_Problem statement_. Copy the records verbatim, beginning at the line that contains "Patent image size: (982, 990)." and stopping after the line that contains "The second tool claw 38 is at (652, 221).".

(Stored data)
· · · ·
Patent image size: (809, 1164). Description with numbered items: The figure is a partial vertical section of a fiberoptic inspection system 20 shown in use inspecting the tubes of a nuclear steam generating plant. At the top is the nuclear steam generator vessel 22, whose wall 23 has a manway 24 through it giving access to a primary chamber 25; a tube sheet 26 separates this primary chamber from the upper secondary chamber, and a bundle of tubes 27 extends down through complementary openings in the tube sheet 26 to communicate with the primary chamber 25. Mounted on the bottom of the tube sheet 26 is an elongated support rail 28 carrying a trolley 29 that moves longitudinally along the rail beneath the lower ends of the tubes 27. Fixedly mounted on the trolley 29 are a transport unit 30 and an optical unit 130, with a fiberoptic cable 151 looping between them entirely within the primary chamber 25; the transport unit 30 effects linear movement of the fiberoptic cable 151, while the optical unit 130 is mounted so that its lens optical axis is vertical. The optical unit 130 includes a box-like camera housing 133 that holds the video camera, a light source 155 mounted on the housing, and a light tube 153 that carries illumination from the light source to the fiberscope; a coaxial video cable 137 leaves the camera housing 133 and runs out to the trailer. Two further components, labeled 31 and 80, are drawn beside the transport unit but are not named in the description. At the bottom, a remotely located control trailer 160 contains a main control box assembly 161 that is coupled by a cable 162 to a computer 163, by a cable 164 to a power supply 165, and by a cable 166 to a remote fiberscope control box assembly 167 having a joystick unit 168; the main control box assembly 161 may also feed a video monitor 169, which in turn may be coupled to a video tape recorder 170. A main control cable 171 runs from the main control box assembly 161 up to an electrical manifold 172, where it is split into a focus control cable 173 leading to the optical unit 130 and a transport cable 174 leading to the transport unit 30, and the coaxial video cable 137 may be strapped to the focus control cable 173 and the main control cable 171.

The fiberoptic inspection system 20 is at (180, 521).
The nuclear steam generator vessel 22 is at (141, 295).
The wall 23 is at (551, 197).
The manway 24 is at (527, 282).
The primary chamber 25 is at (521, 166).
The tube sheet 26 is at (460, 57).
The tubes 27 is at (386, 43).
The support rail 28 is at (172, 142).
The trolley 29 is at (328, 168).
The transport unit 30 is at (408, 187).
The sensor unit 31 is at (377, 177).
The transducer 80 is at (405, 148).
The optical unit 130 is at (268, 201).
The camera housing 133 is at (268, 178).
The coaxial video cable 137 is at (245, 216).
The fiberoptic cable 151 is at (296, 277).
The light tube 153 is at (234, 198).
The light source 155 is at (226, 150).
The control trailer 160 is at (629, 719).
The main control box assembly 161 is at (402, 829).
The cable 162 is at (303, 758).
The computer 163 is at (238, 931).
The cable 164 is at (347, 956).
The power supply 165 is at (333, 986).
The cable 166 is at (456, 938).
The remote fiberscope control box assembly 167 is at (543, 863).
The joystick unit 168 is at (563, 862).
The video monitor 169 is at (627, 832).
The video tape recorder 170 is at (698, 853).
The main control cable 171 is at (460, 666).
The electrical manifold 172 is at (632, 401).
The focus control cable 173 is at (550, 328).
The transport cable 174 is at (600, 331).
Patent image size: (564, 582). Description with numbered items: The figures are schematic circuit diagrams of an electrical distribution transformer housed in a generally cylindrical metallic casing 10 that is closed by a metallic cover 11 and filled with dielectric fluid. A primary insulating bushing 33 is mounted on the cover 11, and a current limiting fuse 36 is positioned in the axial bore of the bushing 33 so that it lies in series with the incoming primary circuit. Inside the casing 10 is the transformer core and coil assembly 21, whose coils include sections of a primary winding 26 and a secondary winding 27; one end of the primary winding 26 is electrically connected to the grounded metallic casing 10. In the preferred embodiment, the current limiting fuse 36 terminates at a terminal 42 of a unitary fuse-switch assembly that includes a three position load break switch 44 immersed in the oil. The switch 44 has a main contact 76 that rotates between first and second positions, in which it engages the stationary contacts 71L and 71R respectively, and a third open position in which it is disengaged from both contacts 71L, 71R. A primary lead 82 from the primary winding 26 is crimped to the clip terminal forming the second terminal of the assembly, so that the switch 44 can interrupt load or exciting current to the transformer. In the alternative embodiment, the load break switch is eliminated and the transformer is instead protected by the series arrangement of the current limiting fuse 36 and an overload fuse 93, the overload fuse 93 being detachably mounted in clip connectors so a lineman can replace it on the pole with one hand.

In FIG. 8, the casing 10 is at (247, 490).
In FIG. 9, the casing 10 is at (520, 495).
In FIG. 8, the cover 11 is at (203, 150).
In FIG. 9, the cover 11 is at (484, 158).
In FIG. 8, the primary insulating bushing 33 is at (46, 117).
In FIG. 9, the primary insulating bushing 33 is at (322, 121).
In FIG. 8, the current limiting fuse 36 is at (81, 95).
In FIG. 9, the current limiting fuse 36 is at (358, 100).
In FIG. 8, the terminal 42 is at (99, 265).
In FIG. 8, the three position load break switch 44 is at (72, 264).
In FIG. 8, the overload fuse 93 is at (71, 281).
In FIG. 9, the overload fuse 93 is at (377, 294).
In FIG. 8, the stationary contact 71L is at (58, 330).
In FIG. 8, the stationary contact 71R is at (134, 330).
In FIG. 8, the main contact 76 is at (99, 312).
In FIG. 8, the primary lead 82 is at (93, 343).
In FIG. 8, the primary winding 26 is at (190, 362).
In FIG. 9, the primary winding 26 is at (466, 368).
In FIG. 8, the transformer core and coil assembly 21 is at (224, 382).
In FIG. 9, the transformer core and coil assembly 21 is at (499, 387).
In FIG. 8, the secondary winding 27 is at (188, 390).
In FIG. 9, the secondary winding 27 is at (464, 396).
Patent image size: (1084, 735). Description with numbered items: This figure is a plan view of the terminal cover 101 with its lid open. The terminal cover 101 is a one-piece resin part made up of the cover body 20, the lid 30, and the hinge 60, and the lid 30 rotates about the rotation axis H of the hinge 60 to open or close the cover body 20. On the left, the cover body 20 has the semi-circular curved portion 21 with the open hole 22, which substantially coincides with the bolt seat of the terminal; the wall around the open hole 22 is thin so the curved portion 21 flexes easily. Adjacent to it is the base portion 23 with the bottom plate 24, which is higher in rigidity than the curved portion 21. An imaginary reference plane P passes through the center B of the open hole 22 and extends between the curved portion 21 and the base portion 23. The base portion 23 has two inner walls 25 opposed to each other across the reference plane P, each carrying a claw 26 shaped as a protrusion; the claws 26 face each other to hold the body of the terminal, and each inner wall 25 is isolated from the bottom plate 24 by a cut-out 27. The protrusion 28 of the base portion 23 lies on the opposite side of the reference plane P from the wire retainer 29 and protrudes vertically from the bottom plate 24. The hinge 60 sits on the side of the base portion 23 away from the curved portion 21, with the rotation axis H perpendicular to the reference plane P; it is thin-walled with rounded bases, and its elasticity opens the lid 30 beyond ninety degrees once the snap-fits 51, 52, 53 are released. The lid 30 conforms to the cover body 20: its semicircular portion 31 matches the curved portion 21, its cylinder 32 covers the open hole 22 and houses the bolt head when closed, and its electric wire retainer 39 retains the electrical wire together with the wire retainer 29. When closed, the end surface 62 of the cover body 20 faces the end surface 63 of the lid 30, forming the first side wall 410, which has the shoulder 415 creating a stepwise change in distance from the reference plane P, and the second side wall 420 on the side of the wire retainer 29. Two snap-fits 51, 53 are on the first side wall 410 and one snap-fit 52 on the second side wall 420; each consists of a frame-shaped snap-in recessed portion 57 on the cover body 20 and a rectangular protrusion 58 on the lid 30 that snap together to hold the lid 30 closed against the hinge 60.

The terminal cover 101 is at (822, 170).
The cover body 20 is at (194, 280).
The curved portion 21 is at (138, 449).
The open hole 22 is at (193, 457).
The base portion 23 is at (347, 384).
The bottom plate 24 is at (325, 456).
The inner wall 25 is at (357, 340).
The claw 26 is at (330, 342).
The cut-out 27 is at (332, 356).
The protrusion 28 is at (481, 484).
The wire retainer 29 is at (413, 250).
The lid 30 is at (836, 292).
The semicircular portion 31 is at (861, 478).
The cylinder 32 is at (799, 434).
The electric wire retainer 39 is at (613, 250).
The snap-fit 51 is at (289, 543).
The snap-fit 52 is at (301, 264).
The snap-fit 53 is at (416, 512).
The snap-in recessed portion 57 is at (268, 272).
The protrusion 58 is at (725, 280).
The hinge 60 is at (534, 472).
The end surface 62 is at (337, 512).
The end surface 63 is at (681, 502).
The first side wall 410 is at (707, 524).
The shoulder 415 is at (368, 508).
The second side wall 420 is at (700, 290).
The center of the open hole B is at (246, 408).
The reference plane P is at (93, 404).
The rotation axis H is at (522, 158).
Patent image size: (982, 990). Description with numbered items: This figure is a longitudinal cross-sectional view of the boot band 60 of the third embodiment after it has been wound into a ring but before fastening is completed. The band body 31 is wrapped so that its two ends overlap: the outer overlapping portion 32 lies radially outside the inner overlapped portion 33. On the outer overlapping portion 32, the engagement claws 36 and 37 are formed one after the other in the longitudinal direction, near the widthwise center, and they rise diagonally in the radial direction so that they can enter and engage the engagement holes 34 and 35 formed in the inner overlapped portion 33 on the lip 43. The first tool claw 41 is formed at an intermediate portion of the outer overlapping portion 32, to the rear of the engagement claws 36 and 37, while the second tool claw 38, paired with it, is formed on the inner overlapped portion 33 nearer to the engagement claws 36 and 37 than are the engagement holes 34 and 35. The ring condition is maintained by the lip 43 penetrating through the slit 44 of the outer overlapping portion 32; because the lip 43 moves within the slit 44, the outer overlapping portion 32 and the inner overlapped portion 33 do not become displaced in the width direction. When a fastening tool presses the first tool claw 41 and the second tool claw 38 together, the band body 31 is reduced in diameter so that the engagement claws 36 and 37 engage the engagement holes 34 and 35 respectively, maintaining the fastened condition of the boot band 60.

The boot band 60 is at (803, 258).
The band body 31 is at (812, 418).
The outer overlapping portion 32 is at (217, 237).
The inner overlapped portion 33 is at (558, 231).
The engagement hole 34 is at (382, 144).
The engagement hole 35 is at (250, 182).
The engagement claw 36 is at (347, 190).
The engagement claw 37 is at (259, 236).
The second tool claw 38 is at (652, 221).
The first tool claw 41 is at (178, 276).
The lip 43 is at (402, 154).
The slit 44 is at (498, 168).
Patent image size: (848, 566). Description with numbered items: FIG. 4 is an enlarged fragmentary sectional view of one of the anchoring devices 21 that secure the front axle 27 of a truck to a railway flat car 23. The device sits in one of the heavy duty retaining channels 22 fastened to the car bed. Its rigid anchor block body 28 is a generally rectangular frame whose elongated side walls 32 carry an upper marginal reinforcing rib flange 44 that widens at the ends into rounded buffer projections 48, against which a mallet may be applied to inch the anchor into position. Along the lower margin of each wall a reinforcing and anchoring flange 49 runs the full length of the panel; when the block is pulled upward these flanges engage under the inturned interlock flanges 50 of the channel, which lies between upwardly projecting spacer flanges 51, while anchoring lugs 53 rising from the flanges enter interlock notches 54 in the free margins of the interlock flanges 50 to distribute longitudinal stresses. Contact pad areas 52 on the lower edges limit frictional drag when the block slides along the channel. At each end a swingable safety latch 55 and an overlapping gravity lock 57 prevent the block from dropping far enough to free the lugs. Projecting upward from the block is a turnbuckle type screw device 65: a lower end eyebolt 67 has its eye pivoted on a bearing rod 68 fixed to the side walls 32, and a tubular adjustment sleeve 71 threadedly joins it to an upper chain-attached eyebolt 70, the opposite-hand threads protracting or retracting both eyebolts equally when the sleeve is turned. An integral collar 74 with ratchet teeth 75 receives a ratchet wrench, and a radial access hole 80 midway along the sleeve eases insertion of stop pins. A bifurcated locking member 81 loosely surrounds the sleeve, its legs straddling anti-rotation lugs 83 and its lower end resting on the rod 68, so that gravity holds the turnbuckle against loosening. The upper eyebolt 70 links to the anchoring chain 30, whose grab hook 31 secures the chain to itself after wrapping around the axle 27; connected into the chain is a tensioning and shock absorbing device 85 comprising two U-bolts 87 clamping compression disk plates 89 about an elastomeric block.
· · · ·
_Task output_.
Patent image size: (982, 990). Description with numbered items: This figure is a longitudinal cross-sectional view of the boot band 60 of the third embodiment after it has been wound into a ring but before fastening is completed. The band body 31 is wrapped so that its two ends overlap: the outer overlapping portion 32 lies radially outside the inner overlapped portion 33. On the outer overlapping portion 32, the engagement claws 36 and 37 are formed one after the other in the longitudinal direction, near the widthwise center, and they rise diagonally in the radial direction so that they can enter and engage the engagement holes 34 and 35 formed in the inner overlapped portion 33 on the lip 43. The first tool claw 41 is formed at an intermediate portion of the outer overlapping portion 32, to the rear of the engagement claws 36 and 37, while the second tool claw 38, paired with it, is formed on the inner overlapped portion 33 nearer to the engagement claws 36 and 37 than are the engagement holes 34 and 35. The ring condition is maintained by the lip 43 penetrating through the slit 44 of the outer overlapping portion 32; because the lip 43 moves within the slit 44, the outer overlapping portion 32 and the inner overlapped portion 33 do not become displaced in the width direction. When a fastening tool presses the first tool claw 41 and the second tool claw 38 together, the band body 31 is reduced in diameter so that the engagement claws 36 and 37 engage the engagement holes 34 and 35 respectively, maintaining the fastened condition of the boot band 60.

The boot band 60 is at (803, 258).
The band body 31 is at (812, 418).
The outer overlapping portion 32 is at (217, 237).
The inner overlapped portion 33 is at (558, 231).
The engagement hole 34 is at (382, 144).
The engagement hole 35 is at (250, 182).
The engagement claw 36 is at (347, 190).
The engagement claw 37 is at (259, 236).
The second tool claw 38 is at (652, 221).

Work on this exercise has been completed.